• _What you have to do_
Copy the data below, replacing every "Bar" with "Column" and leaving everything else unchanged.
☆ ☆ ☆ ☆
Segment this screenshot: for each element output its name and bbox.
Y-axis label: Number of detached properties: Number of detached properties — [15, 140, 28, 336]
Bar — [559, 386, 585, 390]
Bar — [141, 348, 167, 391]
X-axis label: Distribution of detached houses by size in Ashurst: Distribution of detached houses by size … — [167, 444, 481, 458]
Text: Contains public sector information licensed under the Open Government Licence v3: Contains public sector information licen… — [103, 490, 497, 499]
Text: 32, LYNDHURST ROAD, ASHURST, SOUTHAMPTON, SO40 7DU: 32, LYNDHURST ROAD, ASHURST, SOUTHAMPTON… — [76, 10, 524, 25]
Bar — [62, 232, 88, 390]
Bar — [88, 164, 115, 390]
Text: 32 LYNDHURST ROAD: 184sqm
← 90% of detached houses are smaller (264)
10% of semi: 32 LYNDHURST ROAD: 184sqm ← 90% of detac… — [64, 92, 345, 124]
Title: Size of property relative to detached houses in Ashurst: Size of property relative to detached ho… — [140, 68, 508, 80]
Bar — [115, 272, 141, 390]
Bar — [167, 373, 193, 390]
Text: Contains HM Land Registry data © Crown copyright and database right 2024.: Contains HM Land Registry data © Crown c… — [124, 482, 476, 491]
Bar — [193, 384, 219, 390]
☆ ☆ ☆ ☆
• _Solution to the exercise_
Segment this screenshot: for each element output its name and bbox.
Y-axis label: Number of detached properties: Number of detached properties — [15, 140, 28, 336]
Column — [559, 386, 585, 390]
Column — [141, 348, 167, 391]
X-axis label: Distribution of detached houses by size in Ashurst: Distribution of detached houses by size … — [167, 444, 481, 458]
Text: Contains public sector information licensed under the Open Government Licence v3: Contains public sector information licen… — [103, 490, 497, 499]
Text: 32, LYNDHURST ROAD, ASHURST, SOUTHAMPTON, SO40 7DU: 32, LYNDHURST ROAD, ASHURST, SOUTHAMPTON… — [76, 10, 524, 25]
Column — [62, 232, 88, 390]
Column — [88, 164, 115, 390]
Text: 32 LYNDHURST ROAD: 184sqm
← 90% of detached houses are smaller (264)
10% of semi: 32 LYNDHURST ROAD: 184sqm ← 90% of detac… — [64, 92, 345, 124]
Title: Size of property relative to detached houses in Ashurst: Size of property relative to detached ho… — [140, 68, 508, 80]
Column — [115, 272, 141, 390]
Column — [167, 373, 193, 390]
Text: Contains HM Land Registry data © Crown copyright and database right 2024.: Contains HM Land Registry data © Crown c… — [124, 482, 476, 491]
Column — [193, 384, 219, 390]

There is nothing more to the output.